Brief = Set out each line from the following listing that includes the word "JSON".

>>>

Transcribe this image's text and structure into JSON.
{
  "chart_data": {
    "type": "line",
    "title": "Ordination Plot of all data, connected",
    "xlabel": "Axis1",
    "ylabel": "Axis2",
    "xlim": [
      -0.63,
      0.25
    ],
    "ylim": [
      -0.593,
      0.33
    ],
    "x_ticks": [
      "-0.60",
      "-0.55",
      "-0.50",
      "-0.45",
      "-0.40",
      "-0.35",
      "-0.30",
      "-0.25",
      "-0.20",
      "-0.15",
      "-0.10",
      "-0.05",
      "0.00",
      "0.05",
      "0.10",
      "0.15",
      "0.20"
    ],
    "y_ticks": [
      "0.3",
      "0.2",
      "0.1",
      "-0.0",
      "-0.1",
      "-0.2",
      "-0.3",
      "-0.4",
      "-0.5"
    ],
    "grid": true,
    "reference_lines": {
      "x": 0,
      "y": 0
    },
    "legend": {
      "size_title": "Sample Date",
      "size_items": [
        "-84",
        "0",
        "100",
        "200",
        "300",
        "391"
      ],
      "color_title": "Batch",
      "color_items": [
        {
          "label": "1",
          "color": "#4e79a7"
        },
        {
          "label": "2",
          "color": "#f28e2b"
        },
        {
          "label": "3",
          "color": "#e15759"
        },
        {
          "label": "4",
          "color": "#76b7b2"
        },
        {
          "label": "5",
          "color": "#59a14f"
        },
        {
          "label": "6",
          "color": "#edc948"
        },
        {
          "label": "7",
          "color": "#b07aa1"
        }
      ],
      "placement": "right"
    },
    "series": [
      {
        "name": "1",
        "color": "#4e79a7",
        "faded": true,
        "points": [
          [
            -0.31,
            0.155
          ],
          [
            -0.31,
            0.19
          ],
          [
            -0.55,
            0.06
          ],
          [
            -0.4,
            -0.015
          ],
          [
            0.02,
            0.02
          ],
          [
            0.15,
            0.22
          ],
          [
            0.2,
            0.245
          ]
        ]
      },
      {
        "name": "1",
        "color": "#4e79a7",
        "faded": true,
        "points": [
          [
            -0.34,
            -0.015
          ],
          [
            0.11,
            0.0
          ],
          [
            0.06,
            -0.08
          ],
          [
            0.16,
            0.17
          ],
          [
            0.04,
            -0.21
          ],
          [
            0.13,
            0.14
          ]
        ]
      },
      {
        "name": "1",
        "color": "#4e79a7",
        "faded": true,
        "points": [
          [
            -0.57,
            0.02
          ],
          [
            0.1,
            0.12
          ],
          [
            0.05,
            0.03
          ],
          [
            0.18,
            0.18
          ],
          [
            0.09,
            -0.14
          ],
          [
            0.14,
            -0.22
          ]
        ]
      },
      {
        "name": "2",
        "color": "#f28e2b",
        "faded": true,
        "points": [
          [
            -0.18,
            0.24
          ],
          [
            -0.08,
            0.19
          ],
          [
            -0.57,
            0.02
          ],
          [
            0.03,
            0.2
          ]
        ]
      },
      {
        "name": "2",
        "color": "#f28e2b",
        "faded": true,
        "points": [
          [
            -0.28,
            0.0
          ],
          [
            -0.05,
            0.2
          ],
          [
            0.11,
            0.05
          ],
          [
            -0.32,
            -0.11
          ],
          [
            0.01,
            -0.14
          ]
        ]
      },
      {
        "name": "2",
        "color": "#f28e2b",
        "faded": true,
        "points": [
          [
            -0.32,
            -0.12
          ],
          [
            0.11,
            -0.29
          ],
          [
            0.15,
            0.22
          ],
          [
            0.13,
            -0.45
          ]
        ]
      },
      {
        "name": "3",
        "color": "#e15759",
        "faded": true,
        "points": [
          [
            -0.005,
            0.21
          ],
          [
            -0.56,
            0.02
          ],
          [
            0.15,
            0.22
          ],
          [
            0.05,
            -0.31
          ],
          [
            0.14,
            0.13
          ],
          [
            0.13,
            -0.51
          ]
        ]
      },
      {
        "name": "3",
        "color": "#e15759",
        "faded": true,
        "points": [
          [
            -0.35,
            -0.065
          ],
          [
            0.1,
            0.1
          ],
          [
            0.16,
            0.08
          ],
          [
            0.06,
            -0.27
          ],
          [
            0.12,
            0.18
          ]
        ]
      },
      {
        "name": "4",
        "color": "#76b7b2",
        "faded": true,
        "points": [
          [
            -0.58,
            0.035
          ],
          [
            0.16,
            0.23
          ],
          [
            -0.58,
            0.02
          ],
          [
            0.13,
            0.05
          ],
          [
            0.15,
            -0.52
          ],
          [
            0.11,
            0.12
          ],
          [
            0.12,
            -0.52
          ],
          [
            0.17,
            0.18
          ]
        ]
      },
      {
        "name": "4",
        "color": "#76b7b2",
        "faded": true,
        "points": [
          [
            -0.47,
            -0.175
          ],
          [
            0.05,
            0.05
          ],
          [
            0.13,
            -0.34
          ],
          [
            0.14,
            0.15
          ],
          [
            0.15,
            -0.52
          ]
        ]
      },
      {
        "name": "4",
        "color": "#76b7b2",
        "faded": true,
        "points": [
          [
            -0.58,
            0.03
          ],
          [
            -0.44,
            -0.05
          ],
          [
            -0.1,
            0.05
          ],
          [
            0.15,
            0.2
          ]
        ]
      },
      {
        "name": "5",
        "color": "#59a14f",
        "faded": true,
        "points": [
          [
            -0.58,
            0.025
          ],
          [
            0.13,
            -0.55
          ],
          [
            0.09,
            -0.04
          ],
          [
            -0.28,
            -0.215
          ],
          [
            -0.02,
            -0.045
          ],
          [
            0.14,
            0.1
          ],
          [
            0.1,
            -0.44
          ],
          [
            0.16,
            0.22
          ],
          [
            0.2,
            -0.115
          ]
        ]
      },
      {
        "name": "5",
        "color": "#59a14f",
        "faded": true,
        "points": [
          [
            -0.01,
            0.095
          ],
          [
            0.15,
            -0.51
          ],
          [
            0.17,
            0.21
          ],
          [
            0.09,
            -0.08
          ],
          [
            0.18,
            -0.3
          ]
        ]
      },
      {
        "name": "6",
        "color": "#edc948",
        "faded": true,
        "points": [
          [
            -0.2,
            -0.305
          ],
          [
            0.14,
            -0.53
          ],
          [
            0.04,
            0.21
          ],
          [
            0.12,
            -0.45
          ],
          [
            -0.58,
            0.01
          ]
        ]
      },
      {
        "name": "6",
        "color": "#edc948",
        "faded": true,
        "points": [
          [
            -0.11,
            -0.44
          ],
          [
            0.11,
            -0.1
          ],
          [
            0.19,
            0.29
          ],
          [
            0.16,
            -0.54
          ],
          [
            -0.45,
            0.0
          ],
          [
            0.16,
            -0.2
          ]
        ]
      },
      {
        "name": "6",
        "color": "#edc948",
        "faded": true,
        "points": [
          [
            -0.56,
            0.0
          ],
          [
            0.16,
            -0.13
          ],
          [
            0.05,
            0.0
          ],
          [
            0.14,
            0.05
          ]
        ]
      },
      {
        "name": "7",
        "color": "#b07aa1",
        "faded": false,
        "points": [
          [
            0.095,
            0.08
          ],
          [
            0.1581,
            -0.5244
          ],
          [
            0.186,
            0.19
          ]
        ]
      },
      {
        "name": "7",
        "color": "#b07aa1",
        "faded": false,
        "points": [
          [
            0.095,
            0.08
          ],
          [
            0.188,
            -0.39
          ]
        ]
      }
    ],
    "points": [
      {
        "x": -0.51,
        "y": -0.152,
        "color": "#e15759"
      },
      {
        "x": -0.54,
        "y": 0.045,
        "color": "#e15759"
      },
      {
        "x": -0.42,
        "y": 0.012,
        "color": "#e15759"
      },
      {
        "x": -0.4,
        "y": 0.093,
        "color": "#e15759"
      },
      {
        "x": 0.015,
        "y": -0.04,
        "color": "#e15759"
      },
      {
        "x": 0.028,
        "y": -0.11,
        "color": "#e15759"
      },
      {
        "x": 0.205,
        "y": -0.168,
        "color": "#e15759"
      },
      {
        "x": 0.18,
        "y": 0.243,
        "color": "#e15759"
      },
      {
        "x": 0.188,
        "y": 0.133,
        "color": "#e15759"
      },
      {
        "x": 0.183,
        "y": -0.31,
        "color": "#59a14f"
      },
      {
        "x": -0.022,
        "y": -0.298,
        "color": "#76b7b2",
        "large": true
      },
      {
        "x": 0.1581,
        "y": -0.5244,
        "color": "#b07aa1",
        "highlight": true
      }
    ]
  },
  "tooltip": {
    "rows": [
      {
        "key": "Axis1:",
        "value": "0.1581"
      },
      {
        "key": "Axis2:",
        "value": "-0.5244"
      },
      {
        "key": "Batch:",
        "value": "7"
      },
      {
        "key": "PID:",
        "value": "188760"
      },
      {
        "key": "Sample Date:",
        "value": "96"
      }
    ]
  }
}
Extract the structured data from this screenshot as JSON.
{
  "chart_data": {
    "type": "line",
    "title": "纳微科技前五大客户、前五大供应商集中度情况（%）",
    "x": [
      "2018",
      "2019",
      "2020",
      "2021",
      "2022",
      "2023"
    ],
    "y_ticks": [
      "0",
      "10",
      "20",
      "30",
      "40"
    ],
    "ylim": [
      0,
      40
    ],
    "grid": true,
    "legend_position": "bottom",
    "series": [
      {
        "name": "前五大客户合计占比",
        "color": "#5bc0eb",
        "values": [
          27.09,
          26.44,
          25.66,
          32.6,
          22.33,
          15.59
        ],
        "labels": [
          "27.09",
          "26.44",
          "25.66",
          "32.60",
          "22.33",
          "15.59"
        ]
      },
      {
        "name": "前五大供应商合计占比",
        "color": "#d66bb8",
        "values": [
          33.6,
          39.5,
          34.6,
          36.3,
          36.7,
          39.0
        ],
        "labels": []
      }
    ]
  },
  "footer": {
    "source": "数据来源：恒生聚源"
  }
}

<<<

Written solution =
Transcribe this image's text and structure into JSON.
Extract the structured data from this screenshot as JSON.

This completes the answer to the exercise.